AIM
Rewrite all of the records below with "bounding box" swapped for "enclosing box" and nothing else changed. Omit the pictures from your answer.

Layout annotation data:
══════

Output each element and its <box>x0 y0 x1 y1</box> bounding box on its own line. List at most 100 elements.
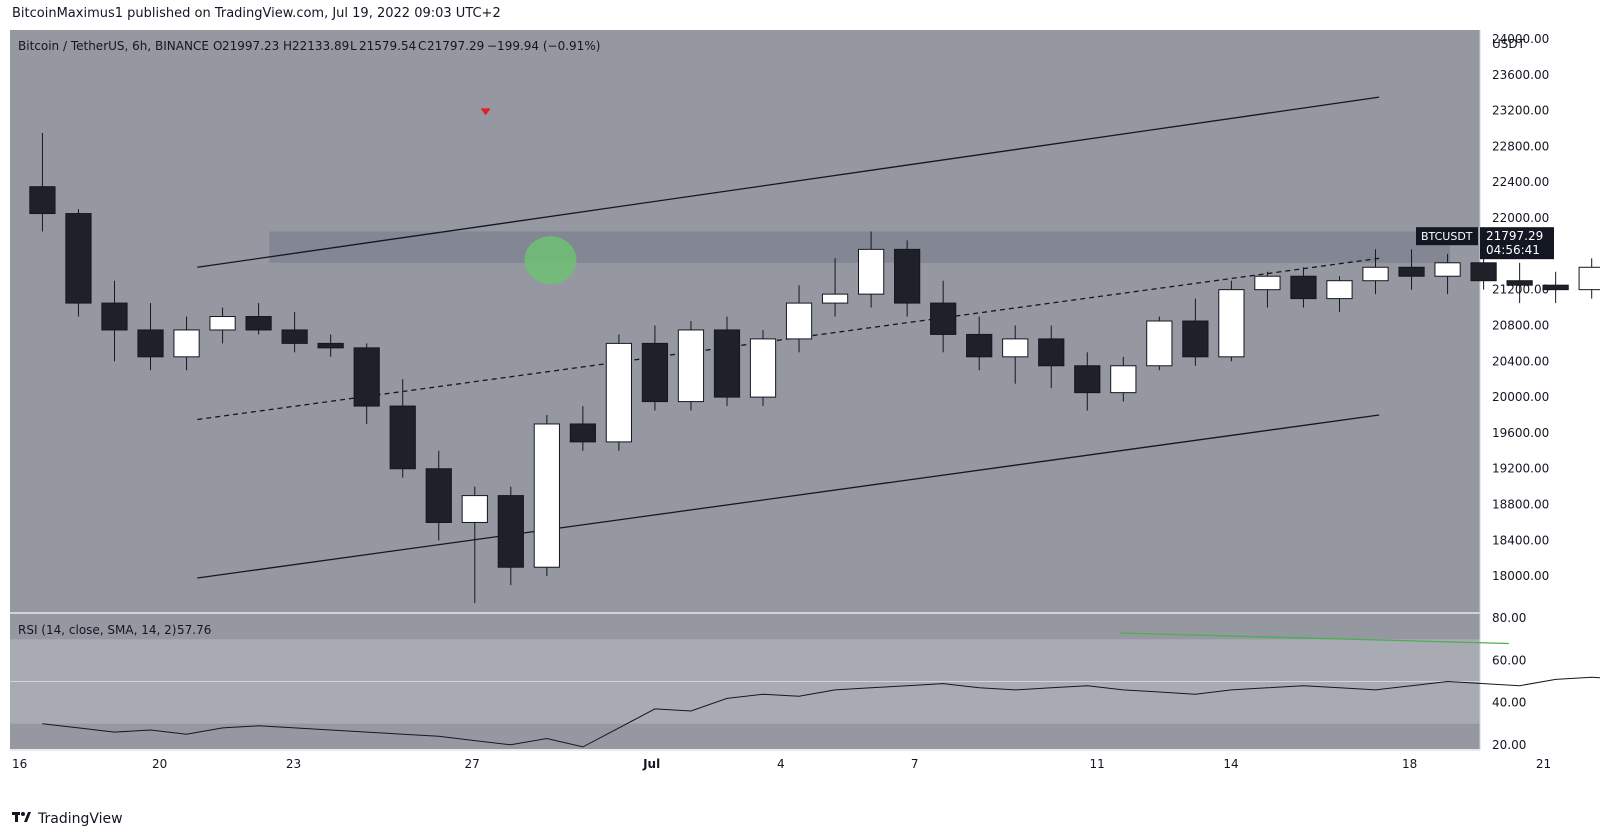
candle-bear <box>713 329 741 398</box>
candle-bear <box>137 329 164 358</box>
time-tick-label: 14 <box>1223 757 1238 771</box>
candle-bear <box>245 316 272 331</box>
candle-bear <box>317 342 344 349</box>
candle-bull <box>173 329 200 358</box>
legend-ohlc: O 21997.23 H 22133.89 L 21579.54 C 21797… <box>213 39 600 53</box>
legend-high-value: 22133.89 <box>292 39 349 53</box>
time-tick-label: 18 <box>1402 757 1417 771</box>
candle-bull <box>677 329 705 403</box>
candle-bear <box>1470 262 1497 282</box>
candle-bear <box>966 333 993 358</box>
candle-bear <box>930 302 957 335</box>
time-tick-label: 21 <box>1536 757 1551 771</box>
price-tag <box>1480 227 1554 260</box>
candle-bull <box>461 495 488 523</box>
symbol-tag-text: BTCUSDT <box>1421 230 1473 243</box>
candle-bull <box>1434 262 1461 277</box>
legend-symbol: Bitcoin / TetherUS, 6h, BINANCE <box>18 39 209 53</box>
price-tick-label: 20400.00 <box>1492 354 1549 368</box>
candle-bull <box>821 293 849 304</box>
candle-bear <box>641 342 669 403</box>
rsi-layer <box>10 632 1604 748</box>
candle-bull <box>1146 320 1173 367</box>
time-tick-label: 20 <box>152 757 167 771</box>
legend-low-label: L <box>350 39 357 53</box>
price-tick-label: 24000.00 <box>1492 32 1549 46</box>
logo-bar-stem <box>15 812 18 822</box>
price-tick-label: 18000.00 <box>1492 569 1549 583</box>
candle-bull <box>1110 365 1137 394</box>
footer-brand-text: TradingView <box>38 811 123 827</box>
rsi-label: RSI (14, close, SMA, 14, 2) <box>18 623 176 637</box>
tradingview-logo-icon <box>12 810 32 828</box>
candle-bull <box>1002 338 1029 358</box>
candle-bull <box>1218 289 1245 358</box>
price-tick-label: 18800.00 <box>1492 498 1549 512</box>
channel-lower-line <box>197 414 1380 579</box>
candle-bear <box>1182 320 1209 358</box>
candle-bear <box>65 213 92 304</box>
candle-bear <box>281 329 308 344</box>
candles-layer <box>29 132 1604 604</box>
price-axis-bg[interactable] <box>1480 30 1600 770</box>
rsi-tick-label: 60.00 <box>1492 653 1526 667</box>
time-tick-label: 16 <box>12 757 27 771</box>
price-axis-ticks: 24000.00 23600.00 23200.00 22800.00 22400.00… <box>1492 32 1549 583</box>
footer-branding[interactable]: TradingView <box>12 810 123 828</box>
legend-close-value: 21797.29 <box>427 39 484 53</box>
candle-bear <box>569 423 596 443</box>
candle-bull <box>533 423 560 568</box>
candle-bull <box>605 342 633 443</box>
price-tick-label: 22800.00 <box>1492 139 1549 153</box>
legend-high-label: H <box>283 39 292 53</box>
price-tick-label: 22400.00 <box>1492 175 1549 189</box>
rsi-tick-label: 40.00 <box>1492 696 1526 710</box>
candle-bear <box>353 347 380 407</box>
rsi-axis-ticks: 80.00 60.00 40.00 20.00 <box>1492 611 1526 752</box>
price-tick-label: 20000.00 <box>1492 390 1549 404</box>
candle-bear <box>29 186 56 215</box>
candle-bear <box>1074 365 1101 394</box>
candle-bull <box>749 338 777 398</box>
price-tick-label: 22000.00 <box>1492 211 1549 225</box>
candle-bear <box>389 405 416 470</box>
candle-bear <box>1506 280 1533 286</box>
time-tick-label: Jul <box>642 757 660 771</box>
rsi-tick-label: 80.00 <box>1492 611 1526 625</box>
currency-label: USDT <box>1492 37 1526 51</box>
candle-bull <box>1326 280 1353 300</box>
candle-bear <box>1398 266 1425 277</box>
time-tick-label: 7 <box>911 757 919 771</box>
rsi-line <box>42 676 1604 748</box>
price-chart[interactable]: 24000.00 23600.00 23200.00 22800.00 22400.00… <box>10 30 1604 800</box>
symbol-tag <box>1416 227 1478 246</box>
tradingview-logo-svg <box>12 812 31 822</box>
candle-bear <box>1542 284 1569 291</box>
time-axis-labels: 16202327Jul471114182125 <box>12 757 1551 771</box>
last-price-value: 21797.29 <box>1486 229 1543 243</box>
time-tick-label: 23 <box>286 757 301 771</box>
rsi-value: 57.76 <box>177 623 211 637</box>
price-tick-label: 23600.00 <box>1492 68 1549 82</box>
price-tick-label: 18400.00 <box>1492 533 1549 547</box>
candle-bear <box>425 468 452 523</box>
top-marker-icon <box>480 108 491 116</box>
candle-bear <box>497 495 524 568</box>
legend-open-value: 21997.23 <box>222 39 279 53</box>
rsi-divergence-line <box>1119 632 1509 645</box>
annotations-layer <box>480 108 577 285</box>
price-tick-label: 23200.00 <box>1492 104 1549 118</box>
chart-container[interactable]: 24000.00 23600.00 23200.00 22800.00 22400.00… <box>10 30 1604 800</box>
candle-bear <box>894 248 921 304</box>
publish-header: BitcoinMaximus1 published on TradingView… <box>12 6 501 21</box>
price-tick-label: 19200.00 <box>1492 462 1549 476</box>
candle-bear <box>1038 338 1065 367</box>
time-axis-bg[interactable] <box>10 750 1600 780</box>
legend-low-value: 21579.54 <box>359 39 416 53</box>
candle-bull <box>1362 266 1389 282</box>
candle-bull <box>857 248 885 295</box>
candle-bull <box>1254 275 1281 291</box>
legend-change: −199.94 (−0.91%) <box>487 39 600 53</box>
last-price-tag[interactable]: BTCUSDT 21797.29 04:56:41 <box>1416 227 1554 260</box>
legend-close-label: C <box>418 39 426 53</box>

══════

ANSWER TO THIS PROBLEM
Output each element and its <box>x0 y0 x1 y1</box> enclosing box on its own line. List at most 100 elements.
candle-bear <box>713 329 741 398</box>
candle-bear <box>137 329 164 358</box>
time-tick-label: 14 <box>1223 757 1238 771</box>
candle-bear <box>245 316 272 331</box>
candle-bear <box>317 342 344 349</box>
candle-bull <box>173 329 200 358</box>
legend-ohlc: O 21997.23 H 22133.89 L 21579.54 C 21797… <box>213 39 600 53</box>
legend-high-value: 22133.89 <box>292 39 349 53</box>
time-tick-label: 18 <box>1402 757 1417 771</box>
candle-bull <box>677 329 705 403</box>
candle-bear <box>1470 262 1497 282</box>
candle-bear <box>966 333 993 358</box>
candle-bear <box>930 302 957 335</box>
time-tick-label: 21 <box>1536 757 1551 771</box>
price-tag <box>1480 227 1554 260</box>
candle-bull <box>461 495 488 523</box>
symbol-tag-text: BTCUSDT <box>1421 230 1473 243</box>
candle-bull <box>1434 262 1461 277</box>
legend-symbol: Bitcoin / TetherUS, 6h, BINANCE <box>18 39 209 53</box>
price-tick-label: 20400.00 <box>1492 354 1549 368</box>
candle-bull <box>821 293 849 304</box>
candle-bear <box>641 342 669 403</box>
rsi-layer <box>10 632 1604 748</box>
candle-bull <box>1146 320 1173 367</box>
time-tick-label: 20 <box>152 757 167 771</box>
legend-low-label: L <box>350 39 357 53</box>
price-tick-label: 24000.00 <box>1492 32 1549 46</box>
logo-bar-stem <box>15 812 18 822</box>
price-tick-label: 18000.00 <box>1492 569 1549 583</box>
candle-bull <box>1110 365 1137 394</box>
footer-brand-text: TradingView <box>38 811 123 827</box>
rsi-label: RSI (14, close, SMA, 14, 2) <box>18 623 176 637</box>
tradingview-logo-icon <box>12 810 32 828</box>
candle-bull <box>1002 338 1029 358</box>
candle-bull <box>1218 289 1245 358</box>
price-tick-label: 18800.00 <box>1492 498 1549 512</box>
channel-lower-line <box>197 414 1380 579</box>
candle-bear <box>1182 320 1209 358</box>
candle-bear <box>65 213 92 304</box>
candle-bear <box>281 329 308 344</box>
candles-layer <box>29 132 1604 604</box>
price-axis-bg[interactable] <box>1480 30 1600 770</box>
rsi-tick-label: 60.00 <box>1492 653 1526 667</box>
time-tick-label: 16 <box>12 757 27 771</box>
price-axis-ticks: 24000.00 23600.00 23200.00 22800.00 22400.00… <box>1492 32 1549 583</box>
footer-branding[interactable]: TradingView <box>12 810 123 828</box>
legend-close-value: 21797.29 <box>427 39 484 53</box>
candle-bear <box>569 423 596 443</box>
candle-bull <box>533 423 560 568</box>
candle-bull <box>605 342 633 443</box>
price-tick-label: 22800.00 <box>1492 139 1549 153</box>
legend-high-label: H <box>283 39 292 53</box>
price-tick-label: 22400.00 <box>1492 175 1549 189</box>
rsi-tick-label: 40.00 <box>1492 696 1526 710</box>
candle-bear <box>353 347 380 407</box>
rsi-axis-ticks: 80.00 60.00 40.00 20.00 <box>1492 611 1526 752</box>
price-tick-label: 20000.00 <box>1492 390 1549 404</box>
candle-bear <box>29 186 56 215</box>
candle-bear <box>1074 365 1101 394</box>
candle-bull <box>749 338 777 398</box>
price-tick-label: 22000.00 <box>1492 211 1549 225</box>
candle-bear <box>389 405 416 470</box>
candle-bear <box>1506 280 1533 286</box>
time-tick-label: Jul <box>642 757 660 771</box>
rsi-tick-label: 80.00 <box>1492 611 1526 625</box>
currency-label: USDT <box>1492 37 1526 51</box>
candle-bull <box>1326 280 1353 300</box>
candle-bear <box>1398 266 1425 277</box>
time-tick-label: 7 <box>911 757 919 771</box>
rsi-line <box>42 676 1604 748</box>
price-chart[interactable]: 24000.00 23600.00 23200.00 22800.00 22400.00… <box>10 30 1604 800</box>
symbol-tag <box>1416 227 1478 246</box>
tradingview-logo-svg <box>12 812 31 822</box>
candle-bear <box>1542 284 1569 291</box>
time-axis-labels: 16202327Jul471114182125 <box>12 757 1551 771</box>
last-price-value: 21797.29 <box>1486 229 1543 243</box>
time-tick-label: 23 <box>286 757 301 771</box>
rsi-value: 57.76 <box>177 623 211 637</box>
price-tick-label: 23600.00 <box>1492 68 1549 82</box>
price-tick-label: 18400.00 <box>1492 533 1549 547</box>
candle-bear <box>425 468 452 523</box>
top-marker-icon <box>480 108 491 116</box>
candle-bear <box>497 495 524 568</box>
legend-open-value: 21997.23 <box>222 39 279 53</box>
rsi-divergence-line <box>1119 632 1509 645</box>
annotations-layer <box>480 108 577 285</box>
price-tick-label: 23200.00 <box>1492 104 1549 118</box>
chart-container[interactable]: 24000.00 23600.00 23200.00 22800.00 22400.00… <box>10 30 1604 800</box>
candle-bear <box>894 248 921 304</box>
publish-header: BitcoinMaximus1 published on TradingView… <box>12 6 501 21</box>
price-tick-label: 19200.00 <box>1492 462 1549 476</box>
candle-bear <box>1038 338 1065 367</box>
time-axis-bg[interactable] <box>10 750 1600 780</box>
legend-low-value: 21579.54 <box>359 39 416 53</box>
candle-bull <box>1362 266 1389 282</box>
candle-bull <box>857 248 885 295</box>
candle-bull <box>1254 275 1281 291</box>
legend-change: −199.94 (−0.91%) <box>487 39 600 53</box>
last-price-tag[interactable]: BTCUSDT 21797.29 04:56:41 <box>1416 227 1554 260</box>
legend-close-label: C <box>418 39 426 53</box>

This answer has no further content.